● Exercise directions
Your task is to extract every line from the material below exactly.

(Collected data)
□ □ □ □ □

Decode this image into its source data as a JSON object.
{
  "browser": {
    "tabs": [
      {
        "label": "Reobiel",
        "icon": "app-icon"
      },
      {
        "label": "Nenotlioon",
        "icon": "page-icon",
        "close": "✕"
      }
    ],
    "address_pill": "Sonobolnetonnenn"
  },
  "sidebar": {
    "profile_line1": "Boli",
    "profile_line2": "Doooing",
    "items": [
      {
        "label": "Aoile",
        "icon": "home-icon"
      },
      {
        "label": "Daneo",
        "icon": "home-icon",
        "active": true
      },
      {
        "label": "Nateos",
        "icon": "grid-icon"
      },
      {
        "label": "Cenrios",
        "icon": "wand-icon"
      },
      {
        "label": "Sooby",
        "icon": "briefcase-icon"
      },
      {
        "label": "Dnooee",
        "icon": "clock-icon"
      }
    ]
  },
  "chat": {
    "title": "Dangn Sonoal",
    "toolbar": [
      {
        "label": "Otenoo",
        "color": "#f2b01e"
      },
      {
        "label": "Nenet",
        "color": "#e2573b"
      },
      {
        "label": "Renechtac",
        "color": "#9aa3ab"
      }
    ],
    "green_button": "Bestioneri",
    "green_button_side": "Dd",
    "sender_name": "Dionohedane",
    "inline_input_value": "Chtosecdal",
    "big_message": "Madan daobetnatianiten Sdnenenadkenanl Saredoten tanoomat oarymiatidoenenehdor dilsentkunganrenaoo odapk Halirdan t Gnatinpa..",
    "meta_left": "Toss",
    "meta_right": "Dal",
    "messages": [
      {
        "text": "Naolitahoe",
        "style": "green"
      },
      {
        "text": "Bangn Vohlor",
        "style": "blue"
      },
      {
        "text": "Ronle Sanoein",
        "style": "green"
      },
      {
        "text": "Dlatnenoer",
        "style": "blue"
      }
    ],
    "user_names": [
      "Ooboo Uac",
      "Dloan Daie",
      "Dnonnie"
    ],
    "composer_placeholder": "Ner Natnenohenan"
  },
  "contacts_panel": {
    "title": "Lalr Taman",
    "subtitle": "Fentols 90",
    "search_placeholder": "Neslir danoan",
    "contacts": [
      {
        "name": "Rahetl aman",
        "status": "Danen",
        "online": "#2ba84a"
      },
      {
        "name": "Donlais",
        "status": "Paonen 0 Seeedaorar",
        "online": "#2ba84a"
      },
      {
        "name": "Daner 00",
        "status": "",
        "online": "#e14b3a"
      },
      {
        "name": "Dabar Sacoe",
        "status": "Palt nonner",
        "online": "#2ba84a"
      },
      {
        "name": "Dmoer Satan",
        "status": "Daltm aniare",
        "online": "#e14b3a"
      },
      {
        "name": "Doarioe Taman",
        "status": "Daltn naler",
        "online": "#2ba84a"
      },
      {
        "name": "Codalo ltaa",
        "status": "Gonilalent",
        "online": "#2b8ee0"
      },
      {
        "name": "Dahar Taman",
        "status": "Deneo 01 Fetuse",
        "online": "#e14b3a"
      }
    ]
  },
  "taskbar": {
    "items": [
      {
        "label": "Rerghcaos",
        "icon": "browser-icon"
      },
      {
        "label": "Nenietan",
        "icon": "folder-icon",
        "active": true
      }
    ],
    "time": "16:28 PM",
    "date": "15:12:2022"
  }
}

□ □ □ □ □

● Expected output
Decode this image into its source data as a JSON object.
{
  "browser": {
    "tabs": [
      {
        "label": "Reobiel",
        "icon": "app-icon"
      },
      {
        "label": "Nenotlioon",
        "icon": "page-icon",
        "close": "✕"
      }
    ],
    "address_pill": "Sonobolnetonnenn"
  },
  "sidebar": {
    "profile_line1": "Boli",
    "profile_line2": "Doooing",
    "items": [
      {
        "label": "Aoile",
        "icon": "home-icon"
      },
      {
        "label": "Daneo",
        "icon": "home-icon",
        "active": true
      },
      {
        "label": "Nateos",
        "icon": "grid-icon"
      },
      {
        "label": "Cenrios",
        "icon": "wand-icon"
      },
      {
        "label": "Sooby",
        "icon": "briefcase-icon"
      },
      {
        "label": "Dnooee",
        "icon": "clock-icon"
      }
    ]
  },
  "chat": {
    "title": "Dangn Sonoal",
    "toolbar": [
      {
        "label": "Otenoo",
        "color": "#f2b01e"
      },
      {
        "label": "Nenet",
        "color": "#e2573b"
      },
      {
        "label": "Renechtac",
        "color": "#9aa3ab"
      }
    ],
    "green_button": "Bestioneri",
    "green_button_side": "Dd",
    "sender_name": "Dionohedane",
    "inline_input_value": "Chtosecdal",
    "big_message": "Madan daobetnatianiten Sdnenenadkenanl Saredoten tanoomat oarymiatidoenenehdor dilsentkunganrenaoo odapk Halirdan t Gnatinpa..",
    "meta_left": "Toss",
    "meta_right": "Dal",
    "messages": [
      {
        "text": "Naolitahoe",
        "style": "green"
      },
      {
        "text": "Bangn Vohlor",
        "style": "blue"
      },
      {
        "text": "Ronle Sanoein",
        "style": "green"
      },
      {
        "text": "Dlatnenoer",
        "style": "blue"
      }
    ],
    "user_names": [
      "Ooboo Uac",
      "Dloan Daie",
      "Dnonnie"
    ],
    "composer_placeholder": "Ner Natnenohenan"
  },
  "contacts_panel": {
    "title": "Lalr Taman",
    "subtitle": "Fentols 90",
    "search_placeholder": "Neslir danoan",
    "contacts": [
      {
        "name": "Rahetl aman",
        "status": "Danen",
        "online": "#2ba84a"
      },
      {
        "name": "Donlais",
        "status": "Paonen 0 Seeedaorar",
        "online": "#2ba84a"
      },
      {
        "name": "Daner 00",
        "status": "",
        "online": "#e14b3a"
      },
      {
        "name": "Dabar Sacoe",
        "status": "Palt nonner",
        "online": "#2ba84a"
      },
      {
        "name": "Dmoer Satan",
        "status": "Daltm aniare",
        "online": "#e14b3a"
      },
      {
        "name": "Doarioe Taman",
        "status": "Daltn naler",
        "online": "#2ba84a"
      },
      {
        "name": "Codalo ltaa",
        "status": "Gonilalent",
        "online": "#2b8ee0"
      },
      {
        "name": "Dahar Taman",
        "status": "Deneo 01 Fetuse",
        "online": "#e14b3a"
      }
    ]
  },
  "taskbar": {
    "items": [
      {
        "label": "Rerghcaos",
        "icon": "browser-icon"
      },
      {
        "label": "Nenietan",
        "icon": "folder-icon",
        "active": true
      }
    ],
    "time": "16:28 PM",
    "date": "15:12:2022"
  }
}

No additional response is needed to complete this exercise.